_Exercise goal:_ Check every line of the entries that follow, and copy the ones containing "Vantaa".

_Data provided:_
━━━━━━━━

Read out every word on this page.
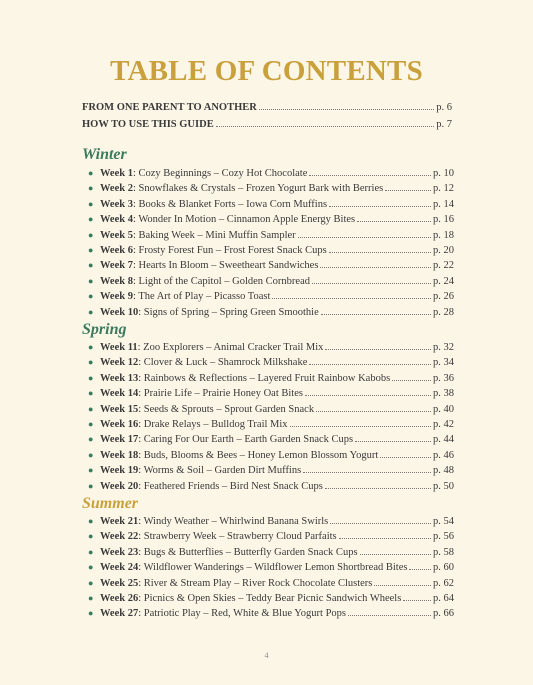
TABLE OF CONTENTS
FROM ONE PARENT TO ANOTHER	p. 6
HOW TO USE THIS GUIDE	p. 7
Winter
● Week 1 : Cozy Beginnings – Cozy Hot Chocolate	p. 10
● Week 2 : Snowflakes & Crystals – Frozen Yogurt Bark with Berries	p. 12
● Week 3 : Books & Blanket Forts – Iowa Corn Muffins	p. 14
● Week 4 : Wonder In Motion – Cinnamon Apple Energy Bites	p. 16
● Week 5 : Baking Week – Mini Muffin Sampler	p. 18
● Week 6 : Frosty Forest Fun – Frost Forest Snack Cups	p. 20
● Week 7 : Hearts In Bloom – Sweetheart Sandwiches	p. 22
● Week 8 : Light of the Capitol – Golden Cornbread	p. 24
● Week 9 : The Art of Play – Picasso Toast	p. 26
● Week 10 : Signs of Spring – Spring Green Smoothie	p. 28
Spring
● Week 11 : Zoo Explorers – Animal Cracker Trail Mix	p. 32
● Week 12 : Clover & Luck – Shamrock Milkshake	p. 34
● Week 13 : Rainbows & Reflections – Layered Fruit Rainbow Kabobs	p. 36
● Week 14 : Prairie Life – Prairie Honey Oat Bites	p. 38
● Week 15 : Seeds & Sprouts – Sprout Garden Snack	p. 40
● Week 16 : Drake Relays – Bulldog Trail Mix	p. 42
● Week 17 : Caring For Our Earth – Earth Garden Snack Cups	p. 44
● Week 18 : Buds, Blooms & Bees – Honey Lemon Blossom Yogurt	p. 46
● Week 19 : Worms & Soil – Garden Dirt Muffins	p. 48
● Week 20 : Feathered Friends – Bird Nest Snack Cups	p. 50
Summer
● Week 21 : Windy Weather – Whirlwind Banana Swirls	p. 54
● Week 22 : Strawberry Week – Strawberry Cloud Parfaits	p. 56
● Week 23 : Bugs & Butterflies – Butterfly Garden Snack Cups	p. 58
● Week 24 : Wildflower Wanderings – Wildflower Lemon Shortbread Bites p. 60
● Week 25 : River & Stream Play – River Rock Chocolate Clusters	p. 62
● Week 26 : Picnics & Open Skies – Teddy Bear Picnic Sandwich Wheels	p. 64
● Week 27 : Patriotic Play – Red, White & Blue Yogurt Pops	p. 66
4
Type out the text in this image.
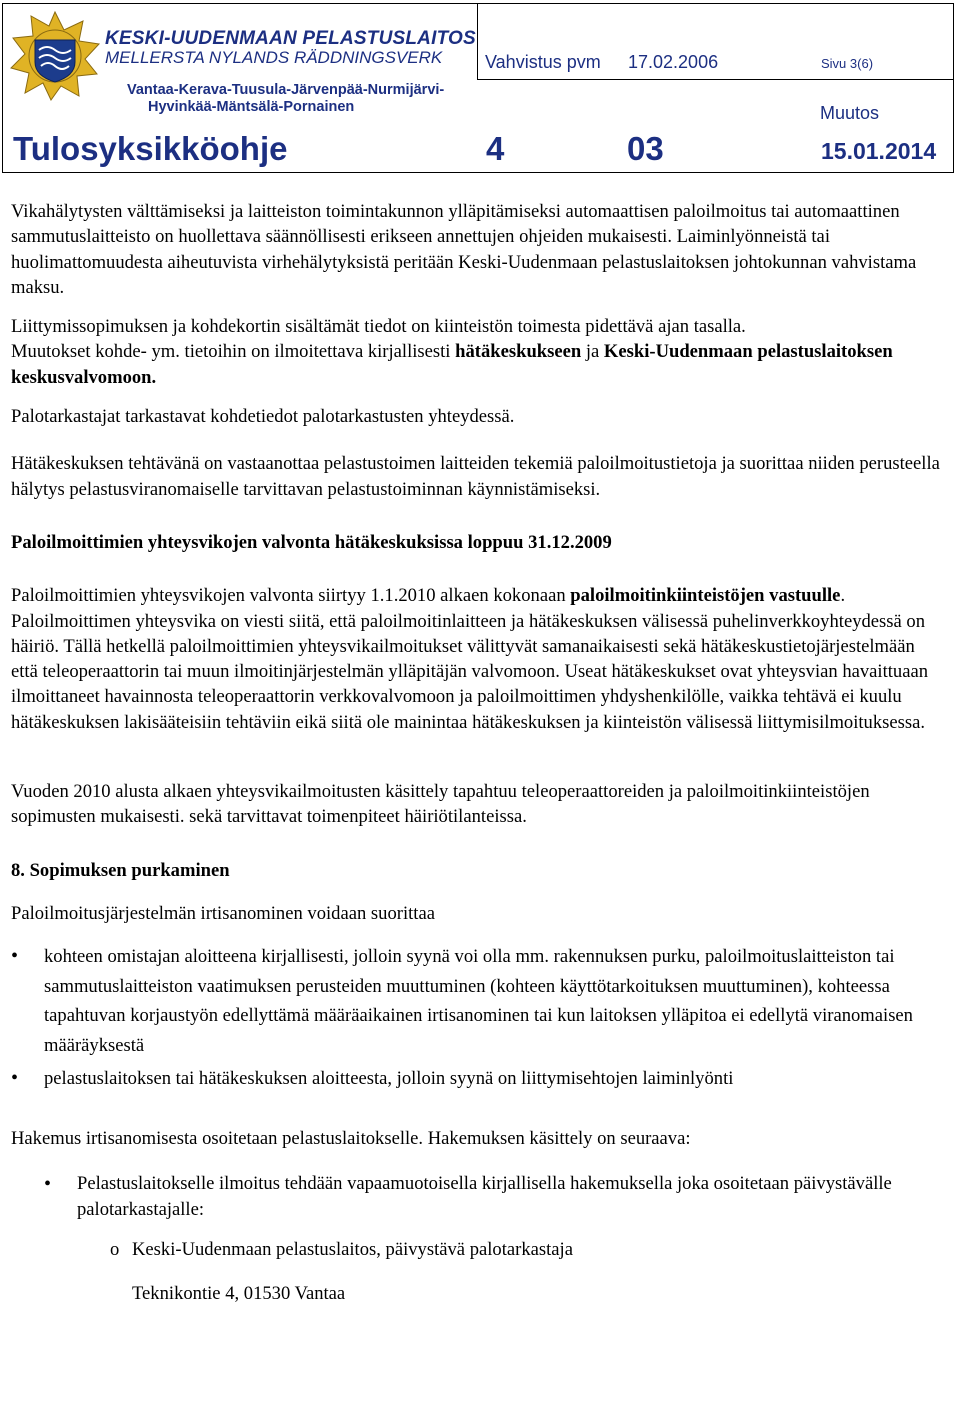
KESKI-UUDENMAAN PELASTUSLAITOS
MELLERSTA NYLANDS RÄDDNINGSVERK
Vantaa-Kerava-Tuusula-Järvenpää-Nurmijärvi-
Hyvinkää-Mäntsälä-Pornainen
Vahvistus pvm 17.02.2006	Sivu 3(6)
Muutos
Tulosyksikköohje	4	03	15.01.2014

Vikahälytysten välttämiseksi ja laitteiston toimintakunnon ylläpitämiseksi automaattisen paloilmoitus tai automaattinen sammutuslaitteisto on huollettava säännöllisesti erikseen annettujen ohjeiden mukaisesti. Laiminlyönneistä tai huolimattomuudesta aiheutuvista virhehälytyksistä peritään Keski-Uudenmaan pelastuslaitoksen johtokunnan vahvistama maksu.

Liittymissopimuksen ja kohdekortin sisältämät tiedot on kiinteistön toimesta pidettävä ajan tasalla.

Muutokset kohde- ym. tietoihin on ilmoitettava kirjallisesti hätäkeskukseen ja Keski-Uudenmaan pelastuslaitoksen keskusvalvomoon.

Palotarkastajat tarkastavat kohdetiedot palotarkastusten yhteydessä.

Hätäkeskuksen tehtävänä on vastaanottaa pelastustoimen laitteiden tekemiä paloilmoitustietoja ja suorittaa niiden perusteella hälytys pelastusviranomaiselle tarvittavan pelastustoiminnan käynnistämiseksi.

Paloilmoittimien yhteysvikojen valvonta hätäkeskuksissa loppuu 31.12.2009

Paloilmoittimien yhteysvikojen valvonta siirtyy 1.1.2010 alkaen kokonaan paloilmoitinkiinteistöjen vastuulle. Paloilmoittimen yhteysvika on viesti siitä, että paloilmoitinlaitteen ja hätäkeskuksen välisessä puhelinverkkoyhteydessä on häiriö. Tällä hetkellä paloilmoittimien yhteysvikailmoitukset välittyvät samanaikaisesti sekä hätäkeskustietojärjestelmään että teleoperaattorin tai muun ilmoitinjärjestelmän ylläpitäjän valvomoon. Useat hätäkeskukset ovat yhteysvian havaittuaan ilmoittaneet havainnosta teleoperaattorin verkkovalvomoon ja paloilmoittimen yhdyshenkilölle, vaikka tehtävä ei kuulu hätäkeskuksen lakisääteisiin tehtäviin eikä siitä ole mainintaa hätäkeskuksen ja kiinteistön välisessä liittymisilmoituksessa.

Vuoden 2010 alusta alkaen yhteysvikailmoitusten käsittely tapahtuu teleoperaattoreiden ja paloilmoitinkiinteistöjen sopimusten mukaisesti. sekä tarvittavat toimenpiteet häiriötilanteissa.

8. Sopimuksen purkaminen

Paloilmoitusjärjestelmän irtisanominen voidaan suorittaa

• kohteen omistajan aloitteena kirjallisesti, jolloin syynä voi olla mm. rakennuksen purku, paloilmoituslaitteiston tai sammutuslaitteiston vaatimuksen perusteiden muuttuminen (kohteen käyttötarkoituksen muuttuminen), kohteessa tapahtuvan korjaustyön edellyttämä määräaikainen irtisanominen tai kun laitoksen ylläpitoa ei edellytä viranomaisen määräyksestä
• pelastuslaitoksen tai hätäkeskuksen aloitteesta, jolloin syynä on liittymisehtojen laiminlyönti

Hakemus irtisanomisesta osoitetaan pelastuslaitokselle. Hakemuksen käsittely on seuraava:

• Pelastuslaitokselle ilmoitus tehdään vapaamuotoisella kirjallisella hakemuksella joka osoitetaan päivystävälle palotarkastajalle:
o Keski-Uudenmaan pelastuslaitos, päivystävä palotarkastaja
Teknikontie 4, 01530 Vantaa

━━━━━━━━

_Output:_
Vantaa-Kerava-Tuusula-Järvenpää-Nurmijärvi-
Teknikontie 4, 01530 Vantaa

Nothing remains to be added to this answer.